* **Exercise task**:
Please locate every line in the records that contains the string "document" and copy each of those lines.

[Extracted records]
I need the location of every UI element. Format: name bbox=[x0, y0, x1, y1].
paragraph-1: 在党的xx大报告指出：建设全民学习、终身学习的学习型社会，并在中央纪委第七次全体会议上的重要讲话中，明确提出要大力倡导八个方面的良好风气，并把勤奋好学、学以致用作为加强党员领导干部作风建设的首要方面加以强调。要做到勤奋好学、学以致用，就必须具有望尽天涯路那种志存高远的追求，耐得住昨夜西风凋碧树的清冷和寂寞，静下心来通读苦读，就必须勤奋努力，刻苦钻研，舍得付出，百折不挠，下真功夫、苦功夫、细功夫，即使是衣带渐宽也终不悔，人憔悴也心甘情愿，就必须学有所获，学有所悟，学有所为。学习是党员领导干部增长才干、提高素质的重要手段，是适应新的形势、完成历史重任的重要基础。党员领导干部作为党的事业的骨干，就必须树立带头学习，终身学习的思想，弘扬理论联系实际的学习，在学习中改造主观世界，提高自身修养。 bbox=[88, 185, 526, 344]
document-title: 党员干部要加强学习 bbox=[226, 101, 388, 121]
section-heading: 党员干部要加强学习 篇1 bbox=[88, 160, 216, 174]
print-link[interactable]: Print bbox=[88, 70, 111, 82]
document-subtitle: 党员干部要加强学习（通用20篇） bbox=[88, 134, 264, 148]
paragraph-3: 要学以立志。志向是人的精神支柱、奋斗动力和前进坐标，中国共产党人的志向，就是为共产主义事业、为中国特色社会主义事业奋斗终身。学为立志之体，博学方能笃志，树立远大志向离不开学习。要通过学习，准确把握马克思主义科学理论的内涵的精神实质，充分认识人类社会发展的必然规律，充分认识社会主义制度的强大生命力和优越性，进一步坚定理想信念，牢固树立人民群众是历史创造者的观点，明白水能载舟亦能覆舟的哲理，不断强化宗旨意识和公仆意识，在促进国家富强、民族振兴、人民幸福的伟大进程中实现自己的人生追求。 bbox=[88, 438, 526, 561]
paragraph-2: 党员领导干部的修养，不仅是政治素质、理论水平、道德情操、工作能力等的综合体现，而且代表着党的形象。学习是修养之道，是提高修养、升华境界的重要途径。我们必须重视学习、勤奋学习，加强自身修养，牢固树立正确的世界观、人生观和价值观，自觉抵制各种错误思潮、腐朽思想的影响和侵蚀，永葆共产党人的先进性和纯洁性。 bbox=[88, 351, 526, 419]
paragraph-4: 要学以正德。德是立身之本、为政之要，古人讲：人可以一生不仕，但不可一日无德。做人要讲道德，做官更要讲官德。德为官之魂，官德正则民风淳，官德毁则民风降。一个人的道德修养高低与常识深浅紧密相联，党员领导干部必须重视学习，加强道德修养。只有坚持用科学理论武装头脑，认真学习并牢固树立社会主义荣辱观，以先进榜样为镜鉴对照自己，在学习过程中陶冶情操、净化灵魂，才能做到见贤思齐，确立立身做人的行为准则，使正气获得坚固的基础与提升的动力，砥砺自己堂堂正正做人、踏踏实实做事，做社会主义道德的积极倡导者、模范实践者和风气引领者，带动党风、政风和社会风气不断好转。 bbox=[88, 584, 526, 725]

* **Result of the task**:
document-title: 党员干部要加强学习 bbox=[226, 101, 388, 121]
document-subtitle: 党员干部要加强学习（通用20篇） bbox=[88, 134, 264, 148]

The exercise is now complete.